Source data
· · ·

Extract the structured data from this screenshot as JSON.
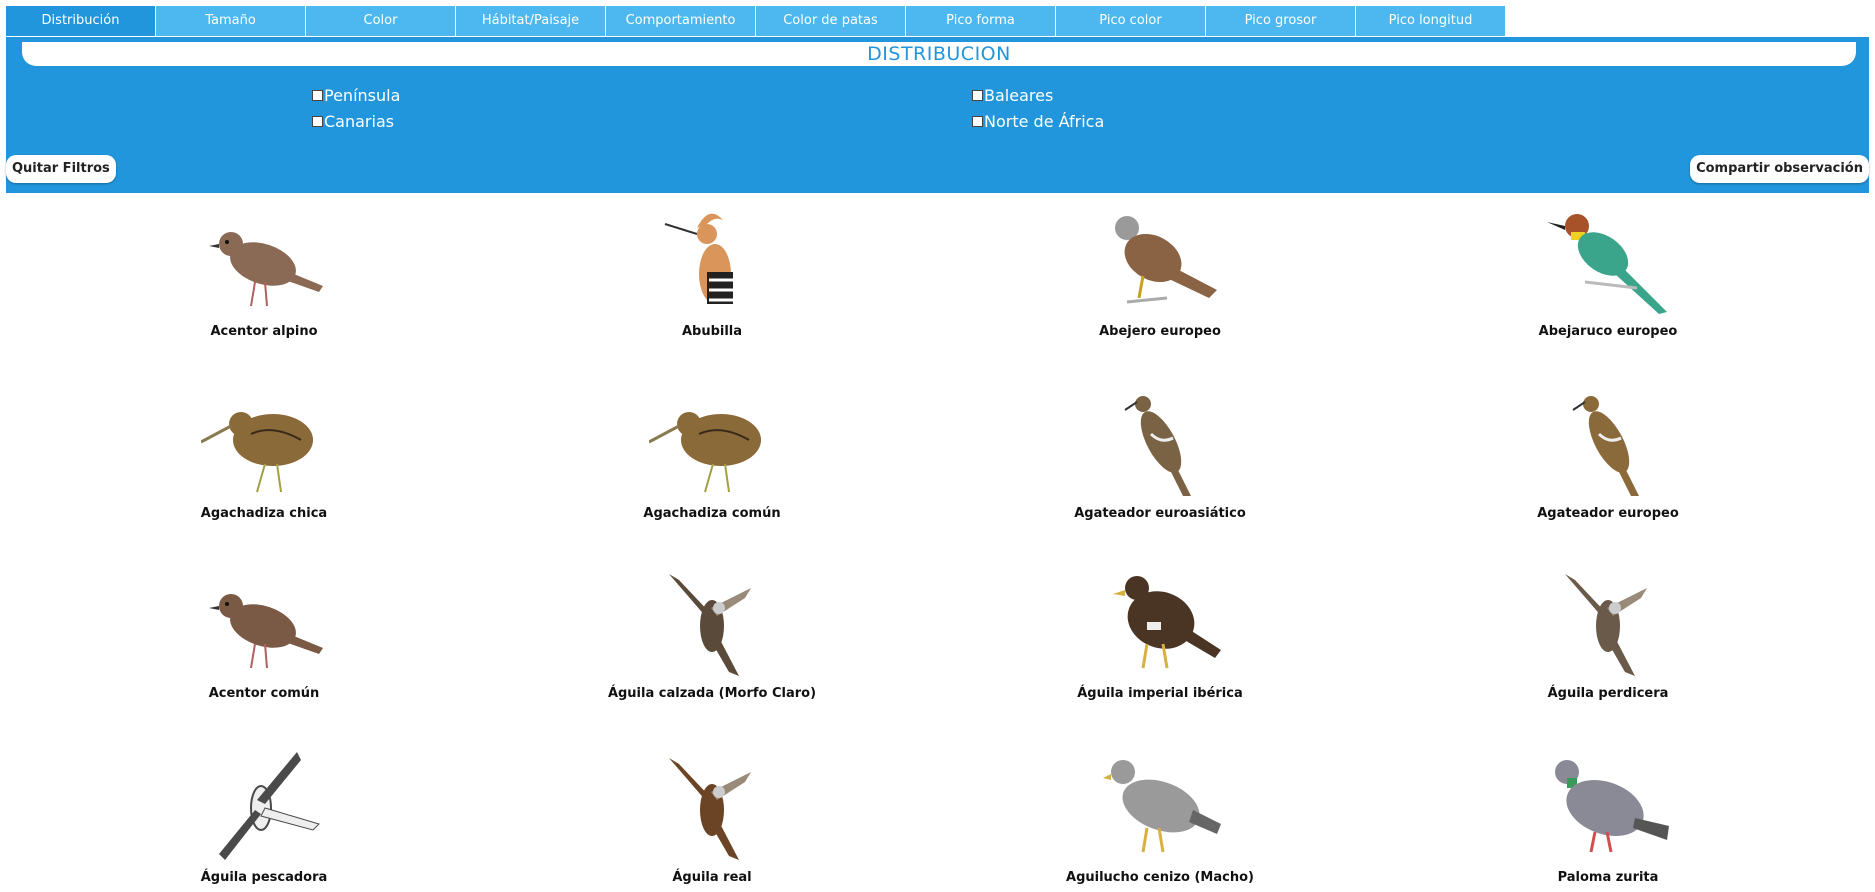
{
  "tabs": [
    {
      "label": "Distribución",
      "active": true
    },
    {
      "label": "Tamaño",
      "active": false
    },
    {
      "label": "Color",
      "active": false
    },
    {
      "label": "Hábitat/Paisaje",
      "active": false
    },
    {
      "label": "Comportamiento",
      "active": false
    },
    {
      "label": "Color de patas",
      "active": false
    },
    {
      "label": "Pico forma",
      "active": false
    },
    {
      "label": "Pico color",
      "active": false
    },
    {
      "label": "Pico grosor",
      "active": false
    },
    {
      "label": "Pico longitud",
      "active": false
    }
  ],
  "filter_panel": {
    "title": "DISTRIBUCION",
    "options": [
      {
        "label": "Península",
        "checked": false
      },
      {
        "label": "Baleares",
        "checked": false
      },
      {
        "label": "Canarias",
        "checked": false
      },
      {
        "label": "Norte de África",
        "checked": false
      }
    ],
    "clear_button": "Quitar Filtros",
    "share_button": "Compartir observación"
  },
  "birds": [
    {
      "name": "Acentor alpino",
      "icon": "sparrow-icon",
      "color": "#8a6a55"
    },
    {
      "name": "Abubilla",
      "icon": "hoopoe-icon",
      "color": "#d9955a"
    },
    {
      "name": "Abejero europeo",
      "icon": "raptor-perched-icon",
      "color": "#8a6244"
    },
    {
      "name": "Abejaruco europeo",
      "icon": "bee-eater-icon",
      "color": "#3aa58a"
    },
    {
      "name": "Agachadiza chica",
      "icon": "snipe-icon",
      "color": "#8b6a3a"
    },
    {
      "name": "Agachadiza común",
      "icon": "snipe-icon",
      "color": "#8b6a3a"
    },
    {
      "name": "Agateador euroasiático",
      "icon": "treecreeper-icon",
      "color": "#7a6244"
    },
    {
      "name": "Agateador europeo",
      "icon": "treecreeper-icon",
      "color": "#8a6a3a"
    },
    {
      "name": "Acentor común",
      "icon": "sparrow-icon",
      "color": "#7a5a44"
    },
    {
      "name": "Águila calzada (Morfo Claro)",
      "icon": "eagle-flying-icon",
      "color": "#5a4a3a"
    },
    {
      "name": "Águila imperial ibérica",
      "icon": "eagle-perched-icon",
      "color": "#4a3524"
    },
    {
      "name": "Águila perdicera",
      "icon": "eagle-flying-icon",
      "color": "#6a5a4a"
    },
    {
      "name": "Águila pescadora",
      "icon": "osprey-flying-icon",
      "color": "#4a4a4a"
    },
    {
      "name": "Águila real",
      "icon": "eagle-flying-icon",
      "color": "#6a4424"
    },
    {
      "name": "Aguilucho cenizo (Macho)",
      "icon": "harrier-perched-icon",
      "color": "#9a9a9a"
    },
    {
      "name": "Paloma zurita",
      "icon": "pigeon-icon",
      "color": "#8a8a96"
    }
  ]
}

· · ·

Exercise directions
Pictures are to be left out; all else in the entries above is to be quoted exactly.

Full answer
Extract the structured data from this screenshot as JSON.
{
  "tabs": [
    {
      "label": "Distribución",
      "active": true
    },
    {
      "label": "Tamaño",
      "active": false
    },
    {
      "label": "Color",
      "active": false
    },
    {
      "label": "Hábitat/Paisaje",
      "active": false
    },
    {
      "label": "Comportamiento",
      "active": false
    },
    {
      "label": "Color de patas",
      "active": false
    },
    {
      "label": "Pico forma",
      "active": false
    },
    {
      "label": "Pico color",
      "active": false
    },
    {
      "label": "Pico grosor",
      "active": false
    },
    {
      "label": "Pico longitud",
      "active": false
    }
  ],
  "filter_panel": {
    "title": "DISTRIBUCION",
    "options": [
      {
        "label": "Península",
        "checked": false
      },
      {
        "label": "Baleares",
        "checked": false
      },
      {
        "label": "Canarias",
        "checked": false
      },
      {
        "label": "Norte de África",
        "checked": false
      }
    ],
    "clear_button": "Quitar Filtros",
    "share_button": "Compartir observación"
  },
  "birds": [
    {
      "name": "Acentor alpino",
      "icon": "sparrow-icon",
      "color": "#8a6a55"
    },
    {
      "name": "Abubilla",
      "icon": "hoopoe-icon",
      "color": "#d9955a"
    },
    {
      "name": "Abejero europeo",
      "icon": "raptor-perched-icon",
      "color": "#8a6244"
    },
    {
      "name": "Abejaruco europeo",
      "icon": "bee-eater-icon",
      "color": "#3aa58a"
    },
    {
      "name": "Agachadiza chica",
      "icon": "snipe-icon",
      "color": "#8b6a3a"
    },
    {
      "name": "Agachadiza común",
      "icon": "snipe-icon",
      "color": "#8b6a3a"
    },
    {
      "name": "Agateador euroasiático",
      "icon": "treecreeper-icon",
      "color": "#7a6244"
    },
    {
      "name": "Agateador europeo",
      "icon": "treecreeper-icon",
      "color": "#8a6a3a"
    },
    {
      "name": "Acentor común",
      "icon": "sparrow-icon",
      "color": "#7a5a44"
    },
    {
      "name": "Águila calzada (Morfo Claro)",
      "icon": "eagle-flying-icon",
      "color": "#5a4a3a"
    },
    {
      "name": "Águila imperial ibérica",
      "icon": "eagle-perched-icon",
      "color": "#4a3524"
    },
    {
      "name": "Águila perdicera",
      "icon": "eagle-flying-icon",
      "color": "#6a5a4a"
    },
    {
      "name": "Águila pescadora",
      "icon": "osprey-flying-icon",
      "color": "#4a4a4a"
    },
    {
      "name": "Águila real",
      "icon": "eagle-flying-icon",
      "color": "#6a4424"
    },
    {
      "name": "Aguilucho cenizo (Macho)",
      "icon": "harrier-perched-icon",
      "color": "#9a9a9a"
    },
    {
      "name": "Paloma zurita",
      "icon": "pigeon-icon",
      "color": "#8a8a96"
    }
  ]
}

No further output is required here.